To do: Go through the records and extract every line with the word "title".

Dataset entries:

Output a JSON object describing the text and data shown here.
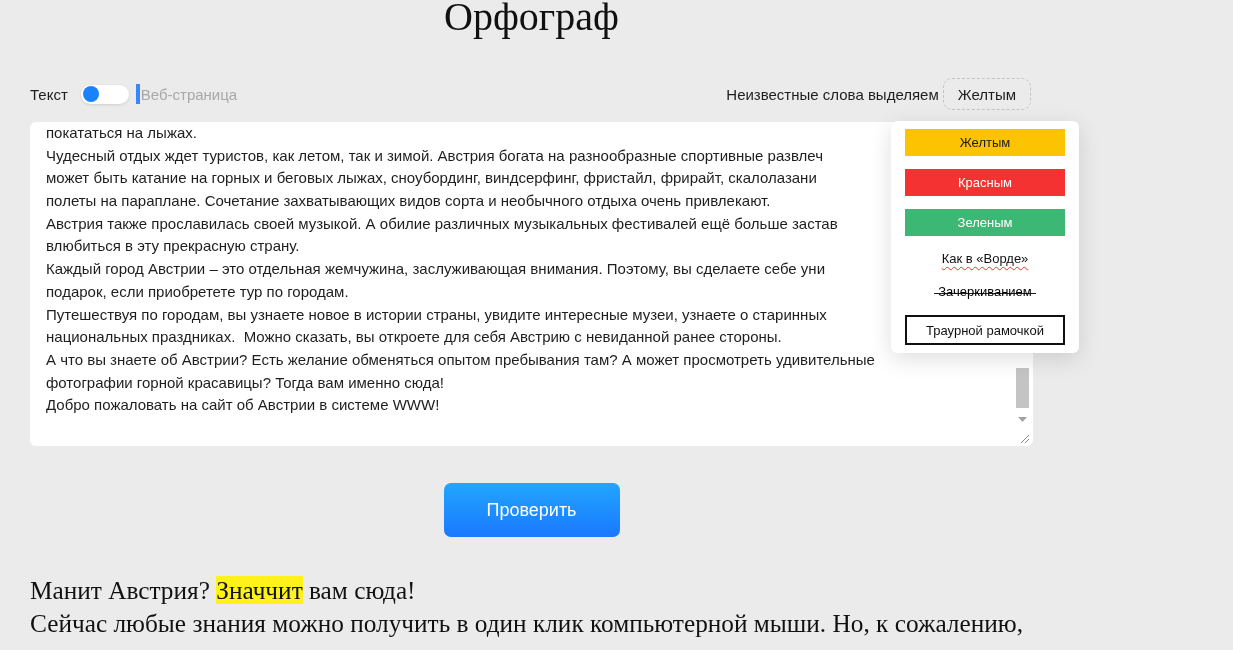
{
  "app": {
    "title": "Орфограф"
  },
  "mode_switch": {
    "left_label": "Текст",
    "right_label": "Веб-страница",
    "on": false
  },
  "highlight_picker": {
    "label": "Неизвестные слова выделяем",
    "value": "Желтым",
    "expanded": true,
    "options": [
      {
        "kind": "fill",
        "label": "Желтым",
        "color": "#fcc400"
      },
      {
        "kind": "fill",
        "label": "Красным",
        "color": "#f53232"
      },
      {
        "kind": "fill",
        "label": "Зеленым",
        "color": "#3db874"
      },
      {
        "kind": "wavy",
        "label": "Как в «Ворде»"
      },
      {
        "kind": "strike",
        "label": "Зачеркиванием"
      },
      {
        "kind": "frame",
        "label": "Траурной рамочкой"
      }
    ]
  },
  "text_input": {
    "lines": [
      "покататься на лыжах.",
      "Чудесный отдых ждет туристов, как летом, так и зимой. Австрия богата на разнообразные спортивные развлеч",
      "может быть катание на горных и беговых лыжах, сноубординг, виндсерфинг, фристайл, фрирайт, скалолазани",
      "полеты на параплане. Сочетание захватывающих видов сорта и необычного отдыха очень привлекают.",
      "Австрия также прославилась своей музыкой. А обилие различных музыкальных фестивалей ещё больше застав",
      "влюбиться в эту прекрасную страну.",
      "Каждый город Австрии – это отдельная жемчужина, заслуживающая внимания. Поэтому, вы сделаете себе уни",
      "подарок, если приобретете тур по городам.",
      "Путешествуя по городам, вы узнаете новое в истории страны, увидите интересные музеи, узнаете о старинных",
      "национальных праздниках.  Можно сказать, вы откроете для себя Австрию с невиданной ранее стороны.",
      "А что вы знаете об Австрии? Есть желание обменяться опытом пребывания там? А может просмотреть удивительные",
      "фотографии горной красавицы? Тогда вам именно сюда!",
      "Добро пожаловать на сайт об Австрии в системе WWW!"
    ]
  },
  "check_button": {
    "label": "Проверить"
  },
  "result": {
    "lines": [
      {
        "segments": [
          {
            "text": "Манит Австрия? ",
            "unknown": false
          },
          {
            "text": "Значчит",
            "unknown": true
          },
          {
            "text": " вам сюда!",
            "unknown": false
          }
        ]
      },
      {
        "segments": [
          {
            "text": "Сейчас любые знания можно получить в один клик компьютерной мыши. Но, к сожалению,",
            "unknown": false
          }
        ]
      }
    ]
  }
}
==
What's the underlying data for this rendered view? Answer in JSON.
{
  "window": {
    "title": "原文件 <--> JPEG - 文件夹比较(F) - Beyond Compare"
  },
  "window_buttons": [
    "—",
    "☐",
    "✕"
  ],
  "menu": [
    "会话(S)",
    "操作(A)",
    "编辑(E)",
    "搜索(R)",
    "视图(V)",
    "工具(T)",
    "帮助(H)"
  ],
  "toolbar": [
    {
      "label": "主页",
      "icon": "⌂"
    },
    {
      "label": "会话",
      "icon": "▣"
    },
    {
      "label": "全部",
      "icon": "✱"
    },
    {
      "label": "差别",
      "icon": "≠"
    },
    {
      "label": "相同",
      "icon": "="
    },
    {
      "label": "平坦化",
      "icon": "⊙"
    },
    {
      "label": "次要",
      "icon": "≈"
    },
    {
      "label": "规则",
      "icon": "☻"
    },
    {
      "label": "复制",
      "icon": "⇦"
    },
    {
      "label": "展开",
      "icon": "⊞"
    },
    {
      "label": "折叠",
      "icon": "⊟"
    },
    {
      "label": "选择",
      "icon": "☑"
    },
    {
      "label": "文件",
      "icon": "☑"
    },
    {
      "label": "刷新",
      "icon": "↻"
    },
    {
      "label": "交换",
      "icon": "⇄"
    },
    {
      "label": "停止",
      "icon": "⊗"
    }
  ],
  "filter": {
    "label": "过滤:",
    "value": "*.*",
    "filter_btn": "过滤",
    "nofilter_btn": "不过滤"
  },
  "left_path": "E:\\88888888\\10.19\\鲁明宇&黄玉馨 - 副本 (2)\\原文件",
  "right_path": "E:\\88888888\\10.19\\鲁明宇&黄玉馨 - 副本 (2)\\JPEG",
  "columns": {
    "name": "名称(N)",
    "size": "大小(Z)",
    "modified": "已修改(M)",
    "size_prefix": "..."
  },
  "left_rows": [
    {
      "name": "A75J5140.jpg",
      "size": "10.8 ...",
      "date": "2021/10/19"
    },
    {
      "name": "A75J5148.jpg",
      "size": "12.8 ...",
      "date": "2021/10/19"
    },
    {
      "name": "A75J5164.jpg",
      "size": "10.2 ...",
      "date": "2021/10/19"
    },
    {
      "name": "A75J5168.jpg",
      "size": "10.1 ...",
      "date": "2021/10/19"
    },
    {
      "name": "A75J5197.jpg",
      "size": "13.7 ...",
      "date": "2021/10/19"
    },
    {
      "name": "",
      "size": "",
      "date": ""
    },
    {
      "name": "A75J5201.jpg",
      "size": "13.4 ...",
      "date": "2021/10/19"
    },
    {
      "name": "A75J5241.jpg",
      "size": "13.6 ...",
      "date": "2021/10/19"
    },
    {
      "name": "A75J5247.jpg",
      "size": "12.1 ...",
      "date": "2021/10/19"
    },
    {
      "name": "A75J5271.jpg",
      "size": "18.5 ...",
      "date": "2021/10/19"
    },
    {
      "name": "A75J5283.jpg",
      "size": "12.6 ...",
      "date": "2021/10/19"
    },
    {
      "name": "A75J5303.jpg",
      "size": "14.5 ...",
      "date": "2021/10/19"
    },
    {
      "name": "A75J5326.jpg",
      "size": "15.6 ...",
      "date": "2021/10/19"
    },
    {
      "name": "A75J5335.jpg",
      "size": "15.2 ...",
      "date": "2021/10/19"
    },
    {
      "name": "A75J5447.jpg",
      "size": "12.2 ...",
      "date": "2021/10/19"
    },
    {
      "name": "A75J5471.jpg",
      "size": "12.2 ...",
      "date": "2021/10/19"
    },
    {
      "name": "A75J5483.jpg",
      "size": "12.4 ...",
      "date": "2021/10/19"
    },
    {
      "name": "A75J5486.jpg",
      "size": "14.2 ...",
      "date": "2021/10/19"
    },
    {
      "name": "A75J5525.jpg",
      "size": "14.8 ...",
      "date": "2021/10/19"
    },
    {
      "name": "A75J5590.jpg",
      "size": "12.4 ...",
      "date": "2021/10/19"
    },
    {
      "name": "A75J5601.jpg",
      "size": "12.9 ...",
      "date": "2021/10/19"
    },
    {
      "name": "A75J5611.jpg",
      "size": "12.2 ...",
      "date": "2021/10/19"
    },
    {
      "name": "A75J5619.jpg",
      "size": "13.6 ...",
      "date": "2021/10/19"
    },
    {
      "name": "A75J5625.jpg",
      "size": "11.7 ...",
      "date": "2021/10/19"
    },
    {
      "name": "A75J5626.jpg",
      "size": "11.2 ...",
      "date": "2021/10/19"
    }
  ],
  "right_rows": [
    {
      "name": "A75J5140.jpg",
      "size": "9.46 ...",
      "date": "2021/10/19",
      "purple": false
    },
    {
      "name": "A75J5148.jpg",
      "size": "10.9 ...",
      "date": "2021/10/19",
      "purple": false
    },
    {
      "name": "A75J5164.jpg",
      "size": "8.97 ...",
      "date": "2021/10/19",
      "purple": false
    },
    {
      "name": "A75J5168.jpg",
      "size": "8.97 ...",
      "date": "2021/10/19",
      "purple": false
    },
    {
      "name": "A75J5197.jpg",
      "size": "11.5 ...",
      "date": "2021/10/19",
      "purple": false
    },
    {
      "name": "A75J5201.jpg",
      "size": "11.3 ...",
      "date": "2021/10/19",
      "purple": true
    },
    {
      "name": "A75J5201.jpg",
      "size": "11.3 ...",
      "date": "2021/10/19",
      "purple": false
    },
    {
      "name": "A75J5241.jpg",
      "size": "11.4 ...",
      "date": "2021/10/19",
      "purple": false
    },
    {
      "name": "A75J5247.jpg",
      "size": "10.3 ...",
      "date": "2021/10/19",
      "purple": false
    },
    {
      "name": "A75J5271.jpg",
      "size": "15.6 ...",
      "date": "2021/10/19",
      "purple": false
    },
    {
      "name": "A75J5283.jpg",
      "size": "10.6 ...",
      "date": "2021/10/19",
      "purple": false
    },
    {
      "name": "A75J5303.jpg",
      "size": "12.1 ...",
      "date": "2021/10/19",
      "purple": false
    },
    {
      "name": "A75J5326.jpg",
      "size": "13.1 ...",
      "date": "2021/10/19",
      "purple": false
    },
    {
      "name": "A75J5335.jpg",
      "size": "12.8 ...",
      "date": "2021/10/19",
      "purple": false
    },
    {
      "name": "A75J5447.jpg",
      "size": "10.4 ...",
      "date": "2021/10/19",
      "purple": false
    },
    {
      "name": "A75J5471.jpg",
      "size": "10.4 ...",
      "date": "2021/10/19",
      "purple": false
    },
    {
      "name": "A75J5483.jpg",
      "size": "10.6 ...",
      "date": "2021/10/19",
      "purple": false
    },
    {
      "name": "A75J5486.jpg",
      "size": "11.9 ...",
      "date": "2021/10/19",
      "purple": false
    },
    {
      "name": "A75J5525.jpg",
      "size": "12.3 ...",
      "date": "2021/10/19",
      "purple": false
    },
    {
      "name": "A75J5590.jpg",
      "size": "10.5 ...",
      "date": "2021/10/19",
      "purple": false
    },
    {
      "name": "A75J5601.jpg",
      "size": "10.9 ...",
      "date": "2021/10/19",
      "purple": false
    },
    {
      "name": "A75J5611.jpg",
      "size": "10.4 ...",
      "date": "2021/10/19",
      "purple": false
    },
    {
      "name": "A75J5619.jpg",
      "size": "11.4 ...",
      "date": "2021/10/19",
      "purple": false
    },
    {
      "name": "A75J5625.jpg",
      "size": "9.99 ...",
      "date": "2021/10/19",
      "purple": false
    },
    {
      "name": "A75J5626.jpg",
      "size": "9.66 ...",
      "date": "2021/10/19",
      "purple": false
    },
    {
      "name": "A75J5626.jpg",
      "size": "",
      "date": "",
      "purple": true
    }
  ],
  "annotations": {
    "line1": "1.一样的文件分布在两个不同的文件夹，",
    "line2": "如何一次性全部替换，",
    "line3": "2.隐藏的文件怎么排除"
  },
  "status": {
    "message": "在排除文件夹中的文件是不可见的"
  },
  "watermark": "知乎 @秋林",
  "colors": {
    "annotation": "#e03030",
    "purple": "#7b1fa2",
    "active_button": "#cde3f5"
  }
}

Task response:
    "title": "Орфограф"
    "title": "原文件 <--> JPEG - 文件夹比较(F) - Beyond Compare"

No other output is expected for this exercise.